> GIVEN PROBLEM
Exactly repeat all the records below, omitting the images they hold.

[Dataset entries]
━━━━━━

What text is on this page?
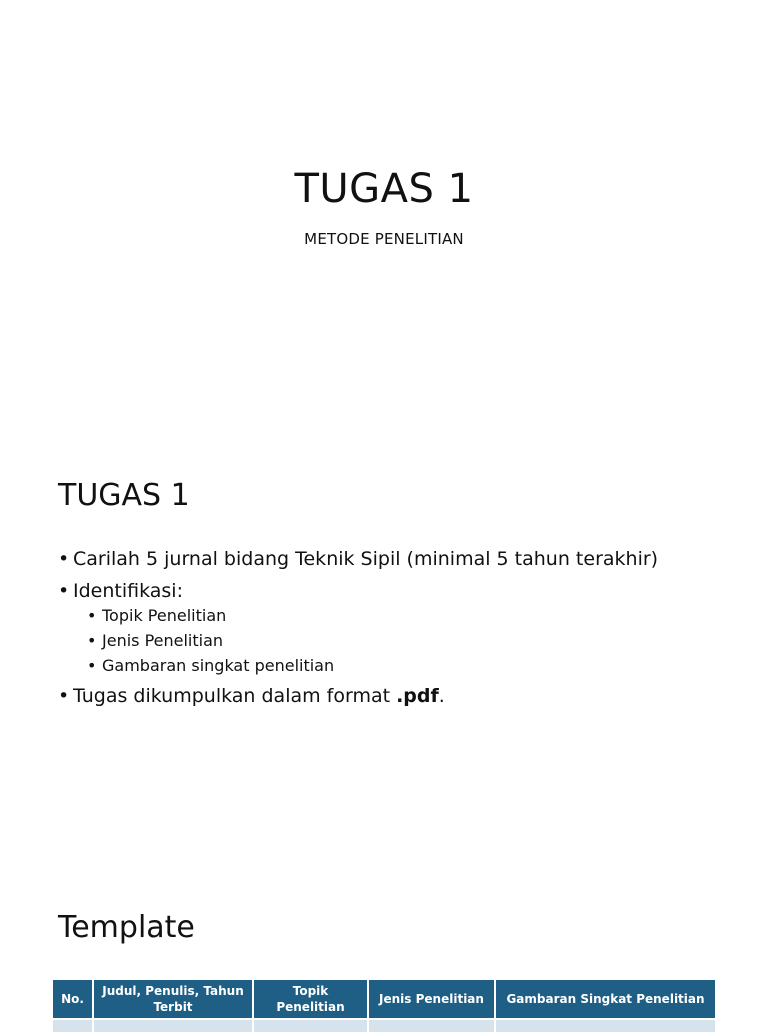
TUGAS 1

METODE PENELITIAN

TUGAS 1
• Carilah 5 jurnal bidang Teknik Sipil (minimal 5 tahun terakhir)
• Identifikasi:
• Topik Penelitian
• Jenis Penelitian
• Gambaran singkat penelitian
• Tugas dikumpulkan dalam format .pdf.
Template
No.	Judul, Penulis, Tahun Terbit	Topik Penelitian	Jenis Penelitian	Gambaran Singkat Penelitian
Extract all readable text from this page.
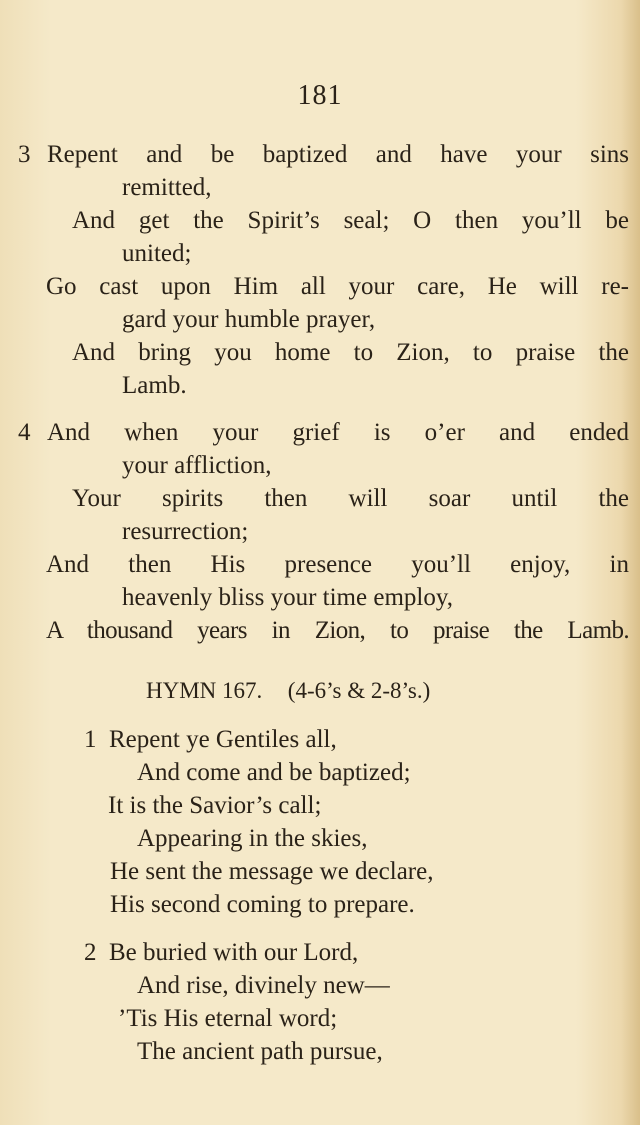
181
3 Repent and be baptized and have your sins
remitted,
And get the Spirit’s seal; O then you’ll be
united;
Go cast upon Him all your care, He will re-
gard your humble prayer,
And bring you home to Zion, to praise the
Lamb.
4 And when your grief is o’er and ended
your affliction,
Your spirits then will soar until the
resurrection;
And then His presence you’ll enjoy, in
heavenly bliss your time employ,
A thousand years in Zion, to praise the Lamb.
HYMN 167. (4-6’s & 2-8’s.)
1 Repent ye Gentiles all,
And come and be baptized;
It is the Savior’s call;
Appearing in the skies,
He sent the message we declare,
His second coming to prepare.
2 Be buried with our Lord,
And rise, divinely new—
’Tis His eternal word;
The ancient path pursue,
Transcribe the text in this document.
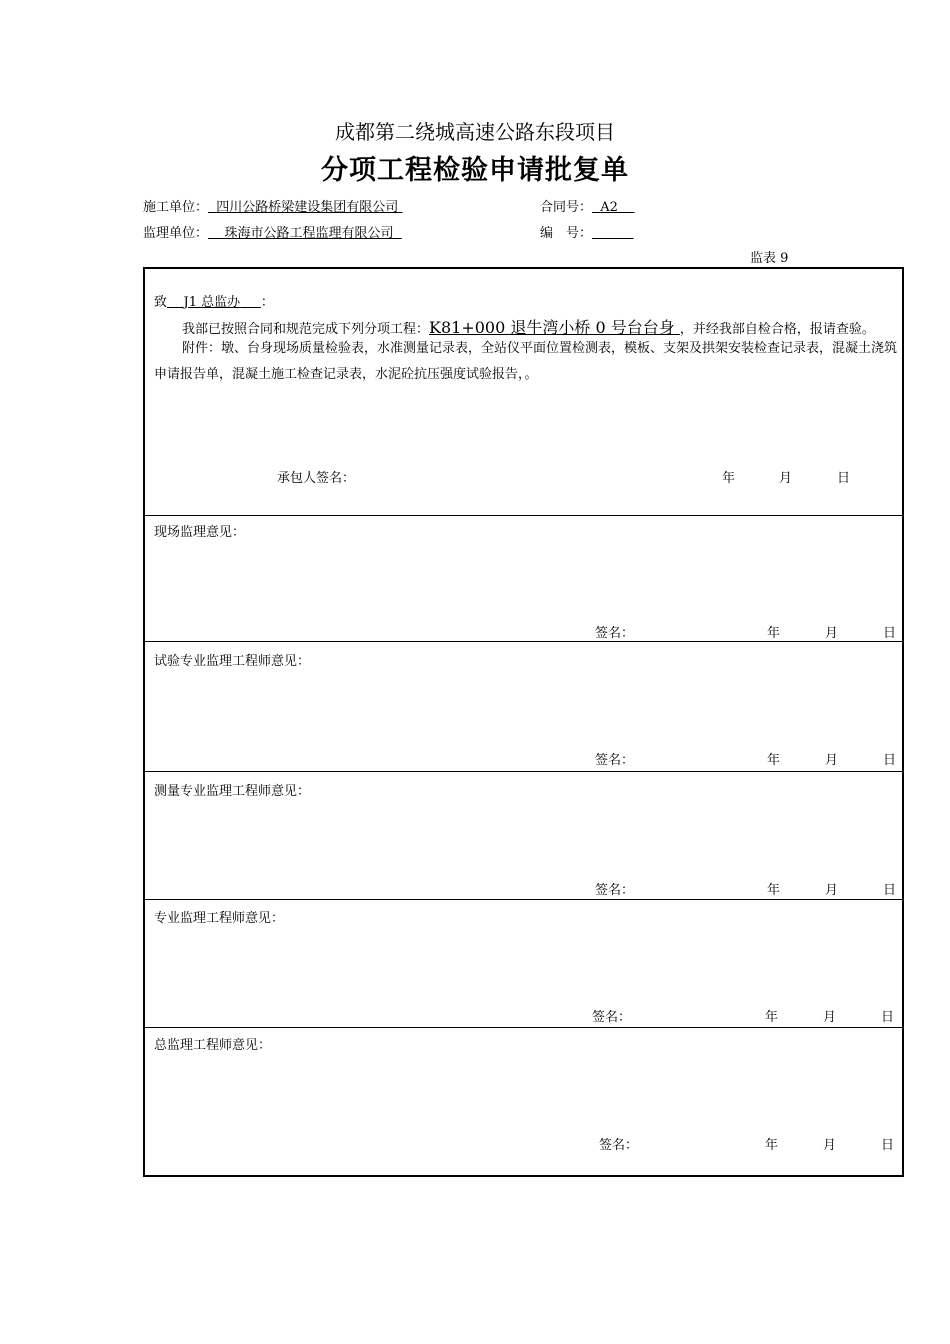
成都第二绕城高速公路东段项目
分项工程检验申请批复单
施工单位： 四川公路桥梁建设集团有限公司	合同号： A2
监理单位： 珠海市公路工程监理有限公司	编　号：
监表 9
致 J1 总监办 ：
我部已按照合同和规范完成下列分项工程：K81+000 退牛湾小桥 0 号台台身 ，并经我部自检合格，报请查验。
附件：墩、台身现场质量检验表，水准测量记录表，全站仪平面位置检测表，模板、支架及拱架安装检查记录表，混凝土浇筑申请报告单，混凝土施工检查记录表，水泥砼抗压强度试验报告，。
承包人签名：	年	月	日
现场监理意见：
签名：	年	月	日
试验专业监理工程师意见：
签名：	年	月	日
测量专业监理工程师意见：
签名：	年	月	日
专业监理工程师意见：
签名：	年	月	日
总监理工程师意见：
签名：	年	月	日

━━━━━━

> FULL RESPONSE
What text is on this page?
TUGAS 1

METODE PENELITIAN

TUGAS 1
• Carilah 5 jurnal bidang Teknik Sipil (minimal 5 tahun terakhir)
• Identifikasi:
• Topik Penelitian
• Jenis Penelitian
• Gambaran singkat penelitian
• Tugas dikumpulkan dalam format .pdf.
Template
No.	Judul, Penulis, Tahun Terbit	Topik Penelitian	Jenis Penelitian	Gambaran Singkat Penelitian
Extract all readable text from this page.
181
3 Repent and be baptized and have your sins
remitted,
And get the Spirit’s seal; O then you’ll be
united;
Go cast upon Him all your care, He will re-
gard your humble prayer,
And bring you home to Zion, to praise the
Lamb.
4 And when your grief is o’er and ended
your affliction,
Your spirits then will soar until the
resurrection;
And then His presence you’ll enjoy, in
heavenly bliss your time employ,
A thousand years in Zion, to praise the Lamb.
HYMN 167. (4-6’s & 2-8’s.)
1 Repent ye Gentiles all,
And come and be baptized;
It is the Savior’s call;
Appearing in the skies,
He sent the message we declare,
His second coming to prepare.
2 Be buried with our Lord,
And rise, divinely new—
’Tis His eternal word;
The ancient path pursue,
Transcribe the text in this document.
成都第二绕城高速公路东段项目
分项工程检验申请批复单
施工单位： 四川公路桥梁建设集团有限公司	合同号： A2
监理单位： 珠海市公路工程监理有限公司	编　号：
监表 9
致 J1 总监办 ：
我部已按照合同和规范完成下列分项工程：K81+000 退牛湾小桥 0 号台台身 ，并经我部自检合格，报请查验。
附件：墩、台身现场质量检验表，水准测量记录表，全站仪平面位置检测表，模板、支架及拱架安装检查记录表，混凝土浇筑申请报告单，混凝土施工检查记录表，水泥砼抗压强度试验报告，。
承包人签名：	年	月	日
现场监理意见：
签名：	年	月	日
试验专业监理工程师意见：
签名：	年	月	日
测量专业监理工程师意见：
签名：	年	月	日
专业监理工程师意见：
签名：	年	月	日
总监理工程师意见：
签名：	年	月	日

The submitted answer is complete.